◆ Problem to work on: Print the records that begin with the line containing "y-tick-label: 0 [422,407,427,417]" and end with the line containing "x-tick-label: 9 [659,516,664,526]", both of those lines included, reproducing each line without any change.

◆ Record extracts:
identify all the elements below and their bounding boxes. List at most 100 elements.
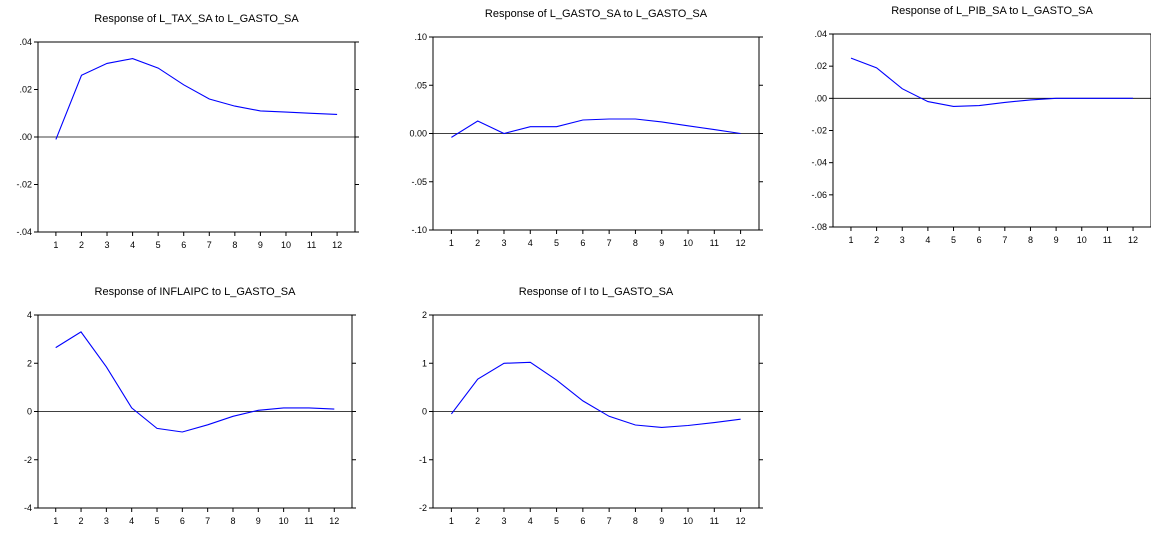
y-tick-label: 0 [422,407,427,417]
y-tick-label: -1 [419,455,427,465]
x-tick-label: 2 [475,516,480,526]
chart-panel-3: Response of L_PIB_SA to L_GASTO_SA .04 .02… [790,0,1151,260]
y-tick-label: -2 [419,503,427,513]
x-tick-label: 3 [104,516,109,526]
x-tick-label: 4 [925,235,930,245]
chart-title: Response of L_TAX_SA to L_GASTO_SA [94,13,299,25]
x-tick-label: 4 [528,238,533,248]
x-tick-label: 5 [156,240,161,250]
x-tick-label: 6 [180,516,185,526]
x-tick-label: 2 [79,516,84,526]
x-tick-label: 5 [155,516,160,526]
x-tick-label: 7 [1002,235,1007,245]
x-tick-label: 11 [307,240,316,250]
impulse-response-line [450,361,741,428]
x-tick-label: 2 [79,240,84,250]
x-tick-label: 8 [633,516,638,526]
y-tick-label: -.02 [811,126,827,136]
x-tick-label: 11 [710,238,719,248]
y-tick-label: -.08 [811,222,827,232]
x-tick-label: 7 [607,238,612,248]
x-tick-label: 9 [659,516,664,526]
x-tick-label: 4 [130,240,135,250]
x-tick-label: 1 [53,516,58,526]
x-tick-label: 10 [683,238,693,248]
x-tick-label: 6 [181,240,186,250]
x-tick-label: 7 [607,516,612,526]
x-tick-label: 9 [659,238,664,248]
y-tick-label: 4 [27,310,32,320]
chart-svg-2: Response of L_GASTO_SA to L_GASTO_SA .10.… [409,8,763,248]
y-tick-label: .04 [814,29,827,39]
chart-svg-1: Response of L_TAX_SA to L_GASTO_SA .04 .02… [16,13,359,250]
chart-svg-4: Response of INFLAIPC to L_GASTO_SA 4 2 0 -2 -… [24,286,356,526]
x-tick-label: 4 [528,516,533,526]
x-tick-label: 1 [848,235,853,245]
y-tick-label: -2 [24,455,32,465]
y-tick-label: -.06 [811,190,827,200]
x-tick-label: 10 [279,516,289,526]
x-tick-label: 2 [475,238,480,248]
y-tick-label: .00 [814,93,827,103]
x-tick-label: 5 [554,516,559,526]
x-tick-label: 6 [580,516,585,526]
impulse-response-line [55,58,338,140]
x-tick-label: 10 [281,240,291,250]
chart-panel-1: Response of L_TAX_SA to L_GASTO_SA .04 .02… [0,0,370,260]
x-tick-label: 3 [501,516,506,526]
chart-title: Response of L_GASTO_SA to L_GASTO_SA [485,8,708,20]
chart-title: Response of I to L_GASTO_SA [519,286,674,298]
x-tick-label: 8 [232,240,237,250]
y-tick-label: 1 [422,358,427,368]
x-tick-label: 12 [329,516,339,526]
chart-panel-2: Response of L_GASTO_SA to L_GASTO_SA .10.… [390,0,770,260]
impulse-response-line [451,118,741,138]
y-tick-label: 0 [27,407,32,417]
x-tick-label: 9 [258,240,263,250]
x-tick-label: 6 [977,235,982,245]
x-tick-label: 11 [710,516,719,526]
x-tick-label: 4 [129,516,134,526]
y-tick-label: 2 [422,310,427,320]
x-tick-label: 10 [1077,235,1087,245]
y-tick-label: -.04 [16,227,32,237]
plot-frame [832,33,1151,228]
x-tick-label: 7 [205,516,210,526]
y-tick-label: -.02 [16,180,32,190]
y-tick-label: .10 [414,32,427,42]
chart-title: Response of INFLAIPC to L_GASTO_SA [95,286,297,298]
x-tick-label: 12 [736,238,746,248]
x-tick-label: 3 [501,238,506,248]
y-tick-label: .05 [414,80,427,90]
x-tick-label: 5 [951,235,956,245]
x-tick-label: 8 [1028,235,1033,245]
x-tick-label: 1 [449,516,454,526]
y-tick-label: 2 [27,358,32,368]
y-tick-label: -.05 [411,177,427,187]
x-tick-label: 8 [633,238,638,248]
chart-panel-4: Response of INFLAIPC to L_GASTO_SA 4 2 0 -2 -… [0,270,370,533]
x-tick-label: 9 [1054,235,1059,245]
y-tick-label: .00 [19,132,32,142]
x-tick-label: 12 [1128,235,1138,245]
y-tick-label: .02 [19,85,32,95]
x-tick-label: 6 [580,238,585,248]
impulse-response-line [850,57,1133,107]
x-tick-label: 7 [207,240,212,250]
x-tick-label: 5 [554,238,559,248]
x-tick-label: 12 [332,240,342,250]
y-tick-label: .04 [19,37,32,47]
y-tick-label: -4 [24,503,32,513]
chart-panel-5: Response of I to L_GASTO_SA 2 1 0 -1 -2 1 2 3 4 5 6… [390,270,770,533]
x-tick-label: 8 [230,516,235,526]
y-tick-label: -.10 [411,225,427,235]
x-tick-label: 9 [256,516,261,526]
x-tick-label: 1 [53,240,58,250]
chart-title: Response of L_PIB_SA to L_GASTO_SA [891,5,1093,17]
y-tick-label: .02 [814,61,827,71]
x-tick-label: 11 [304,516,313,526]
y-tick-label: -.04 [811,158,827,168]
x-tick-label: 2 [874,235,879,245]
impulse-response-line [55,331,335,433]
chart-svg-5: Response of I to L_GASTO_SA 2 1 0 -1 -2 1 2 3 4 5 6… [419,286,763,526]
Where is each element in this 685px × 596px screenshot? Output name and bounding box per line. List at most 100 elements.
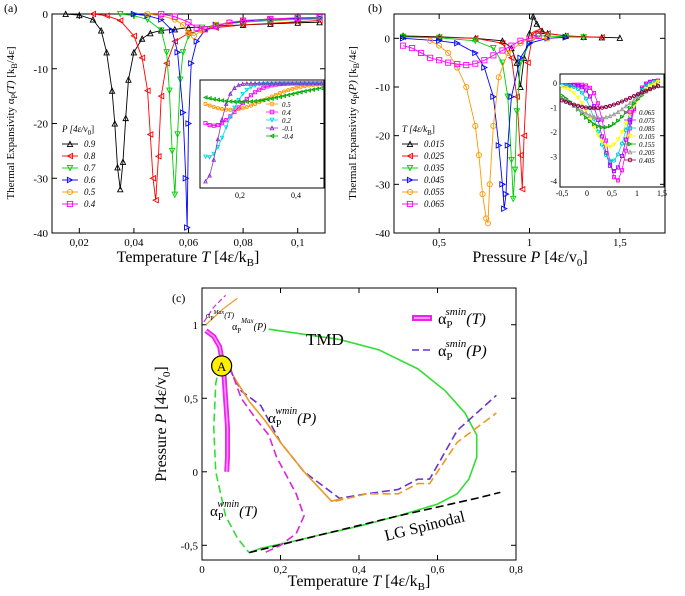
panel-a-point	[89, 10, 97, 18]
panel-b-inset-point	[655, 80, 661, 85]
panel-b-inset-point	[627, 105, 633, 111]
panel-b-inset-point	[607, 163, 613, 168]
panel-a-point	[169, 27, 176, 34]
panel-b-inset-legend-marker	[627, 125, 633, 131]
panel-b-inset-point	[579, 85, 585, 90]
panel-c-xlabel: Temperature T [4ε/kB]	[288, 573, 431, 593]
panel-a-inset-point	[240, 99, 245, 105]
panel-b-inset-point	[651, 85, 657, 90]
panel-a-point	[146, 131, 154, 138]
panel-a-inset-point	[306, 88, 311, 93]
panel-a-point	[226, 19, 233, 26]
panel-b-point	[509, 195, 517, 203]
panel-c-xtick-label: 0,6	[431, 564, 445, 576]
panel-a-inset-point	[244, 87, 250, 93]
panel-b-inset-point	[583, 105, 589, 110]
panel-a-series-line-3	[133, 13, 320, 228]
panel-a-inset-point	[269, 80, 274, 86]
panel-b-inset-point	[635, 92, 641, 97]
panel-a-xticks: 0,02 0,04 0,06 0,08 0,1	[70, 14, 305, 249]
panel-a-inset-legend-label: 0.4	[282, 109, 291, 117]
panel-a-inset-point	[273, 95, 278, 101]
panel-a-inset-xtick-2: 0,4	[291, 191, 301, 200]
panel-b-series-line-2	[403, 35, 584, 199]
annotation-alpha-max-t: αPMax(T)	[206, 310, 234, 322]
panel-b-inset-ytick: -4	[550, 177, 557, 186]
panel-b-inset-point	[591, 104, 597, 109]
panel-a-inset-point	[215, 145, 221, 150]
panel-a-inset-xtick-1: 0,2	[235, 191, 245, 200]
panel-a-point	[182, 174, 190, 182]
panel-b-inset-ytick: -1	[550, 103, 557, 112]
panel-a-point	[184, 224, 191, 231]
panel-b-inset-point	[647, 81, 653, 86]
point-a-marker: A	[211, 355, 233, 377]
panel-b-inset-point	[563, 99, 569, 104]
panel-b-inset-point	[635, 94, 641, 99]
panel-a-point	[163, 59, 170, 67]
panel-a-point	[316, 14, 323, 21]
panel-b-xtick-label: 0,5	[432, 237, 446, 249]
panel-b-series-line-0	[403, 15, 620, 88]
panel-c-label: (c)	[172, 291, 185, 305]
panel-b-point	[580, 34, 588, 41]
panel-a-xlabel: Temperature T [4ε/kB]	[117, 249, 260, 269]
panel-a-ytick-label: -30	[33, 173, 48, 185]
panel-b-inset-point	[607, 158, 613, 163]
point-a-circle	[211, 355, 233, 377]
panel-b-inset-point	[655, 84, 661, 89]
panel-a-xtick-label: 0,06	[179, 237, 199, 249]
panel-a-inset-point	[232, 85, 237, 90]
legend-smin-t-label: αPsmin(T)	[438, 306, 486, 331]
panel-b-inset-point	[607, 103, 613, 108]
panel-a-series-line-5	[161, 13, 320, 30]
panel-a-inset-legend: 0.50.40.2-0.1-0.4	[266, 101, 294, 141]
panel-a-inset-point	[269, 96, 274, 101]
panel-b-inset-point	[583, 96, 589, 101]
panel-a-point	[193, 38, 201, 45]
panel-a-inset-point	[219, 135, 225, 141]
panel-b-ytick-label: -10	[375, 82, 390, 94]
panel-a-inset-point	[285, 80, 291, 86]
panel-b-point	[502, 190, 510, 198]
panel-b-inset-xtick: 1,5	[657, 189, 667, 198]
panel-a-inset-point	[227, 114, 233, 120]
panel-b-point	[472, 122, 479, 129]
panel-c-series	[203, 294, 501, 554]
panel-b-legend-label: 0.025	[424, 151, 445, 161]
panel-a-legend-items: 0.9 0.8 0.7 0.6 0.5 0.4	[62, 139, 96, 209]
panel-a-legend-marker	[66, 188, 74, 196]
panel-a-inset-point	[260, 97, 266, 103]
panel-a-inset-point	[264, 97, 270, 102]
panel-a-point	[130, 32, 137, 40]
panel-b-inset-line-6	[561, 85, 659, 109]
panel-b-inset-point	[591, 121, 597, 127]
panel-b-legend-marker	[406, 152, 414, 160]
panel-a-legend-marker	[66, 140, 74, 148]
panel-a-point	[157, 92, 165, 100]
panel-b-inset-point	[575, 103, 581, 108]
panel-b-label: (b)	[368, 1, 382, 15]
panel-a-inset-point	[256, 82, 262, 88]
panel-b-series	[399, 12, 624, 227]
panel-a-inset-point	[240, 92, 246, 97]
panel-b-inset: -0,5 0 0,5 1 1,50-1-2-3-4 0.0650.0750.0850.1…	[550, 73, 667, 198]
panel-a-point	[89, 15, 97, 23]
panel-b-point	[544, 35, 551, 42]
panel-a-point	[171, 191, 179, 199]
panel-a-point	[158, 10, 165, 18]
panel-b-inset-point	[619, 153, 625, 159]
panel-b-legend-marker	[406, 200, 414, 208]
panel-a-point	[138, 35, 146, 42]
panel-b-inset-legend-label: 0.105	[639, 133, 655, 141]
panel-c-max-t-curve	[203, 294, 226, 323]
panel-b-inset-point	[591, 125, 597, 130]
panel-a-inset-legend-marker	[269, 117, 275, 123]
panel-a-ylabel: Thermal Expansivity αP(T) [kB/4ε]	[5, 46, 19, 199]
panel-b-inset-point	[587, 106, 593, 111]
panel-b-inset-point	[603, 152, 609, 158]
panel-c-xtick-label: 0	[199, 564, 205, 576]
panel-a-point	[294, 14, 301, 21]
panel-a-inset-point	[219, 121, 225, 126]
panel-a-point	[171, 25, 179, 33]
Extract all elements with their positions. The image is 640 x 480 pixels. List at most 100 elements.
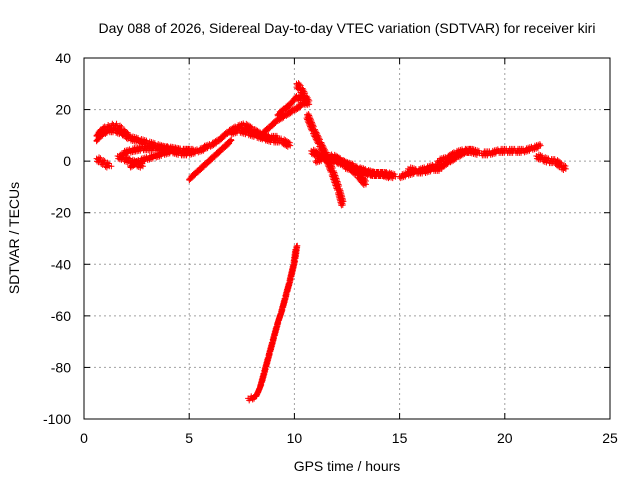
y-tick-label: -80 [51,359,71,375]
data-point [427,165,434,172]
data-point [419,168,426,175]
x-tick-label: 10 [287,430,303,446]
data-point [277,110,284,117]
data-point [358,165,365,172]
data-point [356,169,363,176]
x-tick-label: 0 [80,430,88,446]
x-tick-label: 15 [392,430,408,446]
data-point [149,155,156,162]
data-point [94,136,101,143]
data-point [335,159,342,166]
data-point [290,98,297,105]
x-tick-label: 5 [185,430,193,446]
plot-frame [83,57,611,420]
data-point [224,141,231,148]
data-point [349,163,356,170]
data-point [339,201,346,208]
y-tick-label: 20 [55,102,71,118]
data-point [287,142,294,149]
data-point [242,131,249,138]
data-point [118,127,125,134]
y-tick-label: 40 [55,50,71,66]
data-point [246,397,253,404]
data-point [250,133,257,140]
data-point [116,131,123,138]
data-point [108,163,115,170]
data-point [113,120,120,127]
data-point [271,121,278,128]
data-track [93,154,115,171]
x-axis-label: GPS time / hours [294,458,401,474]
data-point [143,137,150,144]
data-point [264,355,271,362]
data-point [244,127,251,134]
data-point [254,390,261,397]
data-point [492,150,499,157]
data-point [539,152,546,159]
data-point [277,311,284,318]
y-tick-label: -20 [51,205,71,221]
data-point [122,133,129,140]
data-point [253,391,260,398]
grid [84,58,610,419]
data-track [341,161,399,182]
data-point [273,324,280,331]
data-point [260,370,267,377]
data-point [253,393,260,400]
data-track [245,242,301,404]
data-track [434,145,483,166]
data-point [141,158,148,165]
axis-ticks: 0 5 10 15 20 25 -100 -80 -60 -40 -20 0 20 40 [43,50,618,446]
data-point [124,159,131,166]
data-point [281,295,288,302]
data-point [133,138,140,145]
data-point [125,132,132,139]
y-tick-label: -60 [51,308,71,324]
y-tick-label: -40 [51,256,71,272]
data-point [220,133,227,140]
data-point [255,387,262,394]
data-track [533,151,569,174]
data-point [562,165,569,172]
y-tick-label: 0 [63,153,71,169]
data-point [389,175,396,182]
data-point [362,181,369,188]
data-point [337,155,344,162]
data-point [124,129,131,136]
data-point [536,141,543,148]
data-point [537,142,544,149]
data-point [204,145,211,152]
chart-title: Day 088 of 2026, Sidereal Day-to-day VTE… [99,20,596,36]
data-point [126,155,133,162]
data-point [293,243,300,250]
data-point [256,385,263,392]
data-point [440,158,447,165]
data-point [262,128,269,135]
data-track [93,125,132,145]
data-point [135,134,142,141]
data-point [199,164,206,171]
data-point [137,164,144,171]
data-point [208,157,215,164]
data-point [118,156,125,163]
data-point [473,151,480,158]
data-point [268,339,275,346]
data-track [257,100,306,140]
y-tick-label: -100 [43,411,71,427]
data-track [186,136,235,184]
data-point [543,159,550,166]
data-point [191,172,198,179]
data-point [318,158,325,165]
data-point [402,173,409,180]
y-axis-label: SDTVAR / TECUs [6,182,22,294]
data-point [306,101,313,108]
data-point [526,147,533,154]
data-point [216,149,223,156]
data-track [478,141,544,159]
data-point [124,150,131,157]
data-point [252,129,259,136]
data-point [340,198,347,205]
data-point [391,171,398,178]
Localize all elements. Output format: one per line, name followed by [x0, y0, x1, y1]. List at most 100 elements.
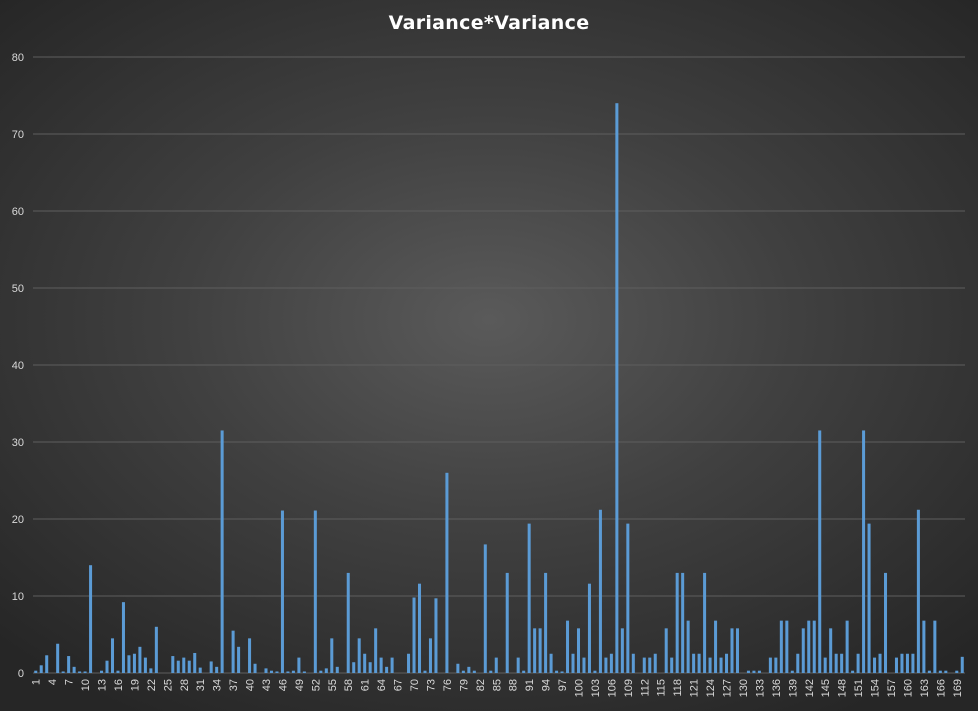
y-tick-label: 10: [12, 591, 24, 603]
bar: [670, 657, 674, 673]
bar: [445, 472, 449, 673]
bar: [664, 628, 668, 673]
bar: [428, 638, 432, 673]
bar: [171, 656, 175, 673]
bar: [286, 671, 290, 673]
bar: [560, 671, 564, 673]
y-tick-label: 30: [12, 437, 24, 449]
bar: [72, 666, 76, 673]
y-tick-label: 40: [12, 360, 24, 372]
x-tick-label: 37: [228, 679, 240, 691]
bar: [714, 620, 718, 673]
x-tick-label: 70: [409, 679, 421, 691]
bar: [549, 653, 553, 673]
bar: [719, 657, 723, 673]
bar: [938, 670, 942, 673]
x-tick-label: 148: [837, 679, 849, 697]
bar: [335, 666, 339, 673]
bar: [851, 670, 855, 673]
bar: [620, 628, 624, 673]
x-tick-label: 40: [245, 679, 257, 691]
bar: [467, 666, 471, 673]
bar: [571, 653, 575, 673]
y-axis-ticks: 0 10 20 30 40 50 60 70 80: [12, 52, 24, 680]
bar: [264, 668, 268, 673]
bar: [708, 657, 712, 673]
x-tick-label: 94: [541, 679, 553, 691]
bar: [768, 657, 772, 673]
bar: [587, 583, 591, 673]
x-tick-label: 136: [771, 679, 783, 697]
bar: [631, 653, 635, 673]
bar: [357, 638, 361, 673]
x-tick-label: 169: [952, 679, 964, 697]
bar: [280, 510, 284, 673]
bar: [960, 656, 964, 673]
bar: [127, 655, 131, 673]
bar: [555, 670, 559, 673]
bar: [385, 666, 389, 673]
bar: [785, 620, 789, 673]
bar: [390, 657, 394, 673]
bar: [105, 660, 109, 673]
x-tick-label: 79: [458, 679, 470, 691]
bar: [483, 544, 487, 673]
bar: [796, 653, 800, 673]
bar: [576, 628, 581, 673]
bar: [132, 653, 136, 673]
bar: [297, 657, 301, 673]
x-tick-label: 31: [195, 679, 207, 691]
bar: [725, 653, 729, 673]
bar: [198, 667, 202, 673]
bar: [675, 572, 679, 673]
bar: [330, 638, 334, 673]
bar: [231, 630, 235, 673]
bar: [39, 665, 43, 673]
bar: [686, 620, 690, 673]
bar: [78, 671, 82, 673]
bar: [209, 661, 213, 673]
x-tick-label: 19: [129, 679, 141, 691]
bar: [368, 662, 372, 673]
bar: [878, 653, 882, 673]
bar: [248, 638, 252, 673]
x-tick-label: 52: [310, 679, 322, 691]
x-tick-label: 13: [97, 679, 109, 691]
bar: [434, 598, 438, 673]
bar: [955, 670, 959, 673]
x-tick-label: 34: [212, 679, 224, 691]
bar: [494, 657, 498, 673]
x-tick-label: 76: [442, 679, 454, 691]
bar: [83, 671, 87, 673]
x-tick-label: 109: [623, 679, 635, 697]
x-tick-label: 130: [738, 679, 750, 697]
gridlines: [33, 56, 965, 674]
bar: [829, 628, 833, 673]
x-tick-label: 25: [162, 679, 174, 691]
bar: [220, 430, 224, 673]
x-tick-label: 121: [689, 679, 701, 697]
bar: [818, 430, 822, 673]
bar: [346, 572, 350, 673]
bar: [363, 653, 367, 673]
x-axis-ticks: 1 4 7 10 13 16 19 22 25 28 31 34 37 40 43 46 49 52 55 58 61 6…: [31, 679, 964, 697]
bar: [752, 670, 756, 673]
bar: [834, 653, 838, 673]
bar: [609, 653, 613, 673]
x-tick-label: 85: [491, 679, 503, 691]
bar: [812, 620, 816, 673]
y-tick-label: 80: [12, 52, 24, 64]
bar: [544, 572, 548, 673]
bar: [856, 653, 860, 673]
bar: [253, 663, 257, 673]
x-tick-label: 64: [376, 679, 388, 691]
bar: [110, 638, 115, 673]
bar: [149, 668, 153, 673]
x-tick-label: 157: [886, 679, 898, 697]
bar: [626, 523, 630, 673]
x-tick-label: 151: [853, 679, 865, 697]
x-tick-label: 127: [722, 679, 734, 697]
bar: [735, 628, 739, 673]
bar: [642, 657, 646, 673]
bar: [840, 653, 844, 673]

◆ The response:
y-tick-label: 0 [422,407,427,417]
y-tick-label: -1 [419,455,427,465]
x-tick-label: 2 [475,516,480,526]
chart-panel-3: Response of L_PIB_SA to L_GASTO_SA .04 .02… [790,0,1151,260]
y-tick-label: -2 [419,503,427,513]
x-tick-label: 3 [104,516,109,526]
x-tick-label: 4 [925,235,930,245]
chart-title: Response of L_TAX_SA to L_GASTO_SA [94,13,299,25]
x-tick-label: 4 [528,238,533,248]
x-tick-label: 5 [156,240,161,250]
x-tick-label: 6 [180,516,185,526]
x-tick-label: 2 [79,516,84,526]
x-tick-label: 5 [155,516,160,526]
x-tick-label: 7 [1002,235,1007,245]
x-tick-label: 11 [307,240,316,250]
impulse-response-line [450,361,741,428]
x-tick-label: 2 [79,240,84,250]
x-tick-label: 8 [633,516,638,526]
y-tick-label: -.02 [811,126,827,136]
x-tick-label: 11 [710,238,719,248]
y-tick-label: -.08 [811,222,827,232]
x-tick-label: 7 [607,238,612,248]
x-tick-label: 9 [659,516,664,526]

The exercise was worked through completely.